■ GOAL:
Write down each entry again, exactly as it reads.

BEGIN MATERIAL PROVIDED

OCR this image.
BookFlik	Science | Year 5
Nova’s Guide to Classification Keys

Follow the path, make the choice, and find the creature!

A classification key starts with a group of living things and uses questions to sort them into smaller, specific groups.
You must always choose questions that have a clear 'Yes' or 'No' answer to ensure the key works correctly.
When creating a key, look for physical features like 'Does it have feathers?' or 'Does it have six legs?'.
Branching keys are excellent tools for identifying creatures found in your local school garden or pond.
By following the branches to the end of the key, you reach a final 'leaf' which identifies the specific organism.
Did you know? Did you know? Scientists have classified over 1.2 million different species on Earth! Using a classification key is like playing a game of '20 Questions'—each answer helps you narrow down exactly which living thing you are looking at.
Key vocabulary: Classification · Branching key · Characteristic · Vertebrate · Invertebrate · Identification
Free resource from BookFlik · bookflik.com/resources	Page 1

END MATERIAL PROVIDED

■ FULL OUTPUT:
OCR this image.
BookFlik	Science | Year 5
Nova’s Guide to Classification Keys

Follow the path, make the choice, and find the creature!

A classification key starts with a group of living things and uses questions to sort them into smaller, specific groups.
You must always choose questions that have a clear 'Yes' or 'No' answer to ensure the key works correctly.
When creating a key, look for physical features like 'Does it have feathers?' or 'Does it have six legs?'.
Branching keys are excellent tools for identifying creatures found in your local school garden or pond.
By following the branches to the end of the key, you reach a final 'leaf' which identifies the specific organism.
Did you know? Did you know? Scientists have classified over 1.2 million different species on Earth! Using a classification key is like playing a game of '20 Questions'—each answer helps you narrow down exactly which living thing you are looking at.
Key vocabulary: Classification · Branching key · Characteristic · Vertebrate · Invertebrate · Identification
Free resource from BookFlik · bookflik.com/resources	Page 1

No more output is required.